◆ **YOUR TASK**: In the entries below, identify every line with the string "JSON" and copy it.

Stored data
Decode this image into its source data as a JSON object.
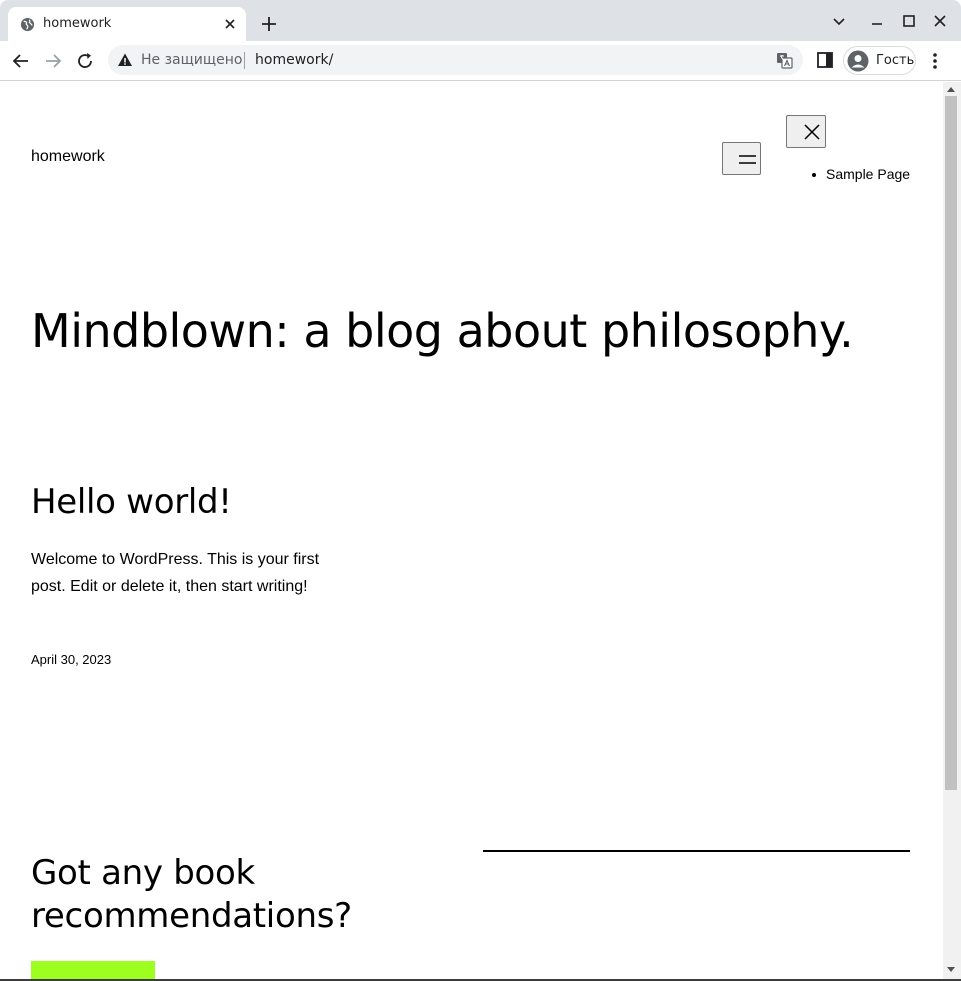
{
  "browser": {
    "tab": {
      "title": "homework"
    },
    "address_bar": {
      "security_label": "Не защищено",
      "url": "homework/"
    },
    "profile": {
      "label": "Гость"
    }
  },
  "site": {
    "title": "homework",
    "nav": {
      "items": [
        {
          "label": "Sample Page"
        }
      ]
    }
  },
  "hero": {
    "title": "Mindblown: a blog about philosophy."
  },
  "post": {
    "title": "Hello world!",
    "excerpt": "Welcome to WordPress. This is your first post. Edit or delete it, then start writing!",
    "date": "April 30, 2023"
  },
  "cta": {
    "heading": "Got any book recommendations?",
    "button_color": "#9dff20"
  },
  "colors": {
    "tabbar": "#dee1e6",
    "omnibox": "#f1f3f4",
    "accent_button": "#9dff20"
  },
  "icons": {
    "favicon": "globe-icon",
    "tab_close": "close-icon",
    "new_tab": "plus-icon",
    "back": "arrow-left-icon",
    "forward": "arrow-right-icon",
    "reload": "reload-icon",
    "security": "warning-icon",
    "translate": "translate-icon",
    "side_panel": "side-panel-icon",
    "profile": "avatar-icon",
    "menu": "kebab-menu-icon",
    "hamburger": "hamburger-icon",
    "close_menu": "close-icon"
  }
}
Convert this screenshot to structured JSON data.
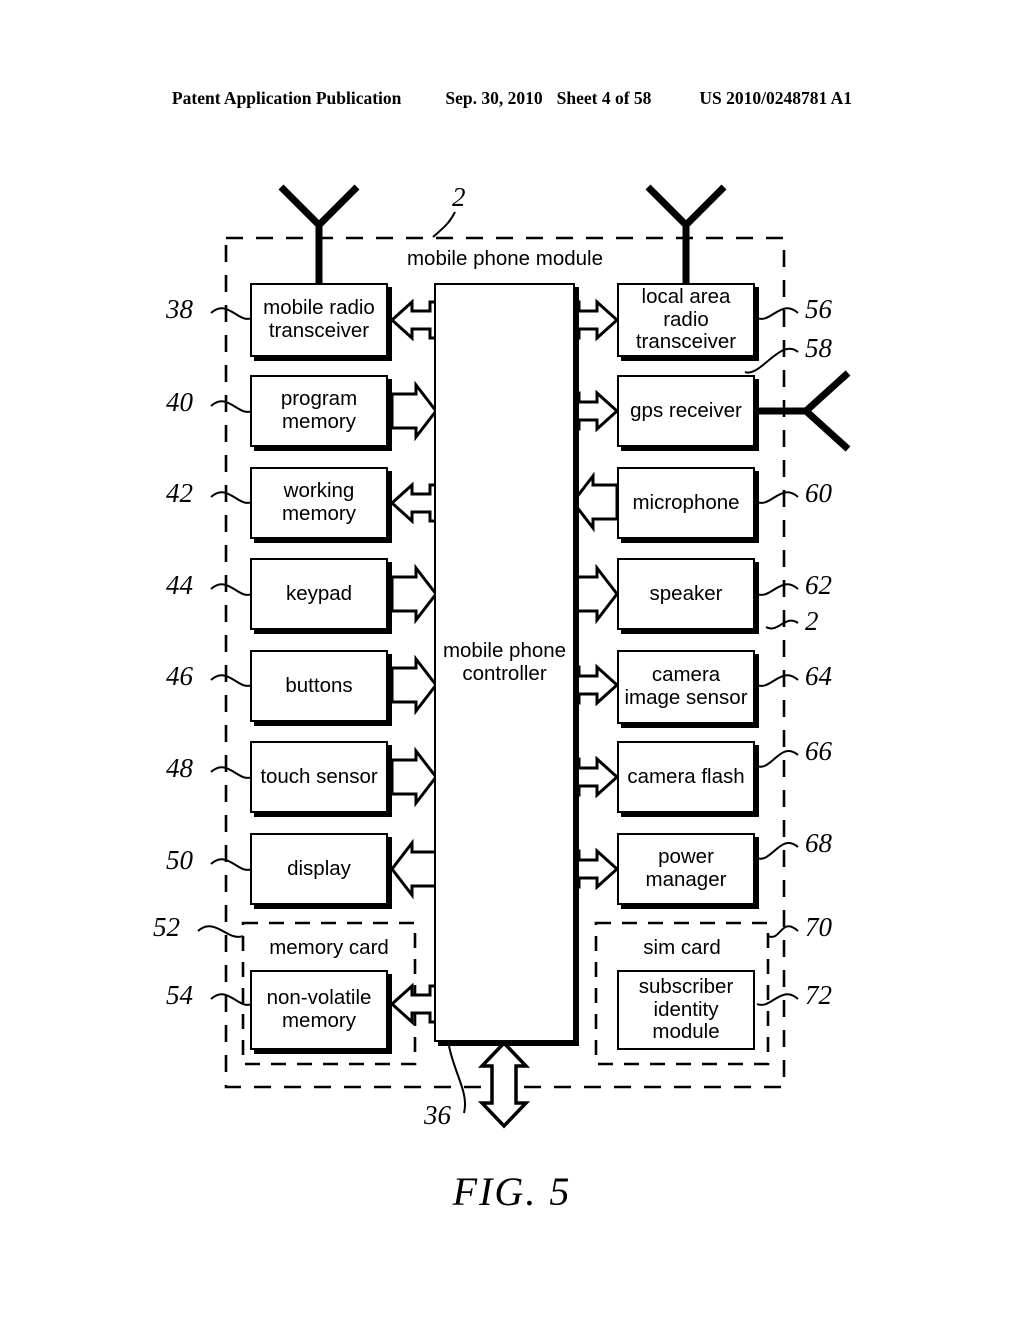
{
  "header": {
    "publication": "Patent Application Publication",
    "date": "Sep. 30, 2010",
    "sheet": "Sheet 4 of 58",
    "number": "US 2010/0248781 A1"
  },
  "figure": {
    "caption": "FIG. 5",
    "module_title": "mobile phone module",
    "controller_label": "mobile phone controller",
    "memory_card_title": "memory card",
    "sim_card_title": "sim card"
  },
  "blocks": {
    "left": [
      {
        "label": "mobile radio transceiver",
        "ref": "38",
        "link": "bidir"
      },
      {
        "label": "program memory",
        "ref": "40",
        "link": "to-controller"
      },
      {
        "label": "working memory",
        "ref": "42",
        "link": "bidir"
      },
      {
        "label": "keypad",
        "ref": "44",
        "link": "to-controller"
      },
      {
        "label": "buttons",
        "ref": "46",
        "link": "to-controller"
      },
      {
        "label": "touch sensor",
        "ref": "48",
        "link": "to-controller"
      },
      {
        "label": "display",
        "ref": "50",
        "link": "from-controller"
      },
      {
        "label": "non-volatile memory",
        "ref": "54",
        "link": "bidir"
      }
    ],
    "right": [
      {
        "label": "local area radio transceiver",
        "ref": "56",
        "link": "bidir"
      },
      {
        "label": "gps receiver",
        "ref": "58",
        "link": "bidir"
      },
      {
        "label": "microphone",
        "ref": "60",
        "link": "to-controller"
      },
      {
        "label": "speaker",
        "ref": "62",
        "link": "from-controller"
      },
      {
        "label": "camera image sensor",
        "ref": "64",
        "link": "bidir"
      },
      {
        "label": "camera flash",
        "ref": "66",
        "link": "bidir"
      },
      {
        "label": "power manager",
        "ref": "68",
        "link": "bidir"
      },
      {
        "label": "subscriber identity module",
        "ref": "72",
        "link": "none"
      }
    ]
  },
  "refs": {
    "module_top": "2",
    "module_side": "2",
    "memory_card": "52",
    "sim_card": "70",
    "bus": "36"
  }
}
* * *
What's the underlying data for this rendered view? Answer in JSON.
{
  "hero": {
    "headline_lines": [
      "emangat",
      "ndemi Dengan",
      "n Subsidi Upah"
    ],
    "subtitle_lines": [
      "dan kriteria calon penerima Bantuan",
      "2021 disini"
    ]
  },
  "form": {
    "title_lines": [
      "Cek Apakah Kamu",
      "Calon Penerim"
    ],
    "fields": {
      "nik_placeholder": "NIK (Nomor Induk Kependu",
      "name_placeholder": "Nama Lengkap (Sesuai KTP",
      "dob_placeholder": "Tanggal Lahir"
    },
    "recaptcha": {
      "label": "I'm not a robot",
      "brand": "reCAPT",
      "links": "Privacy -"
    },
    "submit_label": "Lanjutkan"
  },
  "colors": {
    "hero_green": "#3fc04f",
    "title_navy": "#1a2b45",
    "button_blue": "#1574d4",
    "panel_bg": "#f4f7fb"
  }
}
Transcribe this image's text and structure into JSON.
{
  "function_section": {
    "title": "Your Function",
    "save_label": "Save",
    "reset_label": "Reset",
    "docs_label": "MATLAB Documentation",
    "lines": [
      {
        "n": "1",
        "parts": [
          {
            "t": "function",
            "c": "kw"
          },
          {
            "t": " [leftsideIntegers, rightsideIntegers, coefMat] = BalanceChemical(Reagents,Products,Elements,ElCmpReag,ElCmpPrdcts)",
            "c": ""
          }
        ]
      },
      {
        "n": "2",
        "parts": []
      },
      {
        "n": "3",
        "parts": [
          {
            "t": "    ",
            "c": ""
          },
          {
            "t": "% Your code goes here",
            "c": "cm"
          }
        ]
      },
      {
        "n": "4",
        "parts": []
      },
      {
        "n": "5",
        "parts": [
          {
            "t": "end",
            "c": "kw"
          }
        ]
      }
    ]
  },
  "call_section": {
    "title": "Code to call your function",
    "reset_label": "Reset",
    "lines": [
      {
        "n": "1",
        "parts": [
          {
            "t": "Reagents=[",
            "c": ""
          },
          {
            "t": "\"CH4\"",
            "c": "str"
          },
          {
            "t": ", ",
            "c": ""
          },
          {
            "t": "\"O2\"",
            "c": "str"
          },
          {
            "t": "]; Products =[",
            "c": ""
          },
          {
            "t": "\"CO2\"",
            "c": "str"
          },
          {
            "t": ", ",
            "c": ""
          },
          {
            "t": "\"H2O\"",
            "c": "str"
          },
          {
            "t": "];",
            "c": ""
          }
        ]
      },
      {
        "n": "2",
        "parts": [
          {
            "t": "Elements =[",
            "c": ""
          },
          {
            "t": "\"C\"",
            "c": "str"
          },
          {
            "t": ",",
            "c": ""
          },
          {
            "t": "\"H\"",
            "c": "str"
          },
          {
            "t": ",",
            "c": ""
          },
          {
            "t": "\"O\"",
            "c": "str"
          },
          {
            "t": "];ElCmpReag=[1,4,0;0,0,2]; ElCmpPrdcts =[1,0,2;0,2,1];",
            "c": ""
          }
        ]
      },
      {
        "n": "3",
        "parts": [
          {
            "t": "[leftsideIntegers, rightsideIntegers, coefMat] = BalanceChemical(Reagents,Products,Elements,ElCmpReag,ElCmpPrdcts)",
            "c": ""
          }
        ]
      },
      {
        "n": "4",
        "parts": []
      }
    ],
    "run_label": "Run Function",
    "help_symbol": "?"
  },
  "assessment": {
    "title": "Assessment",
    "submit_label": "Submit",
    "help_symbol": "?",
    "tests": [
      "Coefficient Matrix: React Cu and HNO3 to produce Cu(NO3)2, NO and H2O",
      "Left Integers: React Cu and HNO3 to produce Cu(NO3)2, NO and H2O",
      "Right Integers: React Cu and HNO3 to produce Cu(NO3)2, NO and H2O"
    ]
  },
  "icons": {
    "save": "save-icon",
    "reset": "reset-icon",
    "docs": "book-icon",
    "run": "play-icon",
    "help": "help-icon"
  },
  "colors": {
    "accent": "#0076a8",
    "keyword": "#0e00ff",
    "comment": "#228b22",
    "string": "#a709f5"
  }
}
* * *
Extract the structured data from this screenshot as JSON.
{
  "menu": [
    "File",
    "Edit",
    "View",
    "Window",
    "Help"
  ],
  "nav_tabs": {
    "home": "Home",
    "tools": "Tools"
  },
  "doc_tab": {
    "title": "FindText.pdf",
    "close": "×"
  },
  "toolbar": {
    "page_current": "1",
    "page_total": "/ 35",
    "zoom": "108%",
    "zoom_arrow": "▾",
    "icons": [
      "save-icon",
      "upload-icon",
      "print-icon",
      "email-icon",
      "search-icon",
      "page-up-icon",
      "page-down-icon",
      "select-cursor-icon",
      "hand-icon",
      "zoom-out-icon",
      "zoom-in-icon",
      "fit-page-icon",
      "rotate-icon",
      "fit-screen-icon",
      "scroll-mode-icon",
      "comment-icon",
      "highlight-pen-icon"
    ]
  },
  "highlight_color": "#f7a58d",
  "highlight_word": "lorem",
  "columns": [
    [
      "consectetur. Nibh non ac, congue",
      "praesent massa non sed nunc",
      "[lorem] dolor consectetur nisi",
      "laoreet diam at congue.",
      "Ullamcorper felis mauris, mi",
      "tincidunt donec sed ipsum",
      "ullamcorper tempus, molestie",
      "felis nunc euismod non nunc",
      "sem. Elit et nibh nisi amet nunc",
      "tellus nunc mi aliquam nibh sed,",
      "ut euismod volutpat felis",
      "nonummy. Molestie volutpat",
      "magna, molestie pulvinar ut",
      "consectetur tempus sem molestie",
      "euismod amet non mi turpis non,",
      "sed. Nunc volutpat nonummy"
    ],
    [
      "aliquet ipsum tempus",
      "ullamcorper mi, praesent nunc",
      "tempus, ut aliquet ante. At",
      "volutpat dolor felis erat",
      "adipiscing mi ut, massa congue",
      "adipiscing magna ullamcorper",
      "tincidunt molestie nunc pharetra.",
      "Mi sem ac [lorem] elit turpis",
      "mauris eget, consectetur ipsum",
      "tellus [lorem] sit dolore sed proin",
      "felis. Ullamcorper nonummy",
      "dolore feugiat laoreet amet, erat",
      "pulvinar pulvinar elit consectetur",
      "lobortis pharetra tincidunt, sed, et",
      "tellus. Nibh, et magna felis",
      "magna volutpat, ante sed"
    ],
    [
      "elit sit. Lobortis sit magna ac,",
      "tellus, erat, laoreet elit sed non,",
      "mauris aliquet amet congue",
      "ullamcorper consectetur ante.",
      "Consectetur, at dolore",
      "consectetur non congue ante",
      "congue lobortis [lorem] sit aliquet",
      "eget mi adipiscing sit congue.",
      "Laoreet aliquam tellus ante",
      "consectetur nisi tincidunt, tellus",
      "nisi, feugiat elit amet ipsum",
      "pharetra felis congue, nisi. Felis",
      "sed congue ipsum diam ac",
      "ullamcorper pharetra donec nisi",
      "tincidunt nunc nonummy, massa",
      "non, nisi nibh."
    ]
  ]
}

◆ **TASK RESULT**:
Decode this image into its source data as a JSON object.
Convert this screenshot to structured JSON data.
What's the underlying data for this rendered view? Answer in JSON.
Transcribe this image's text and structure into JSON.
Extract the structured data from this screenshot as JSON.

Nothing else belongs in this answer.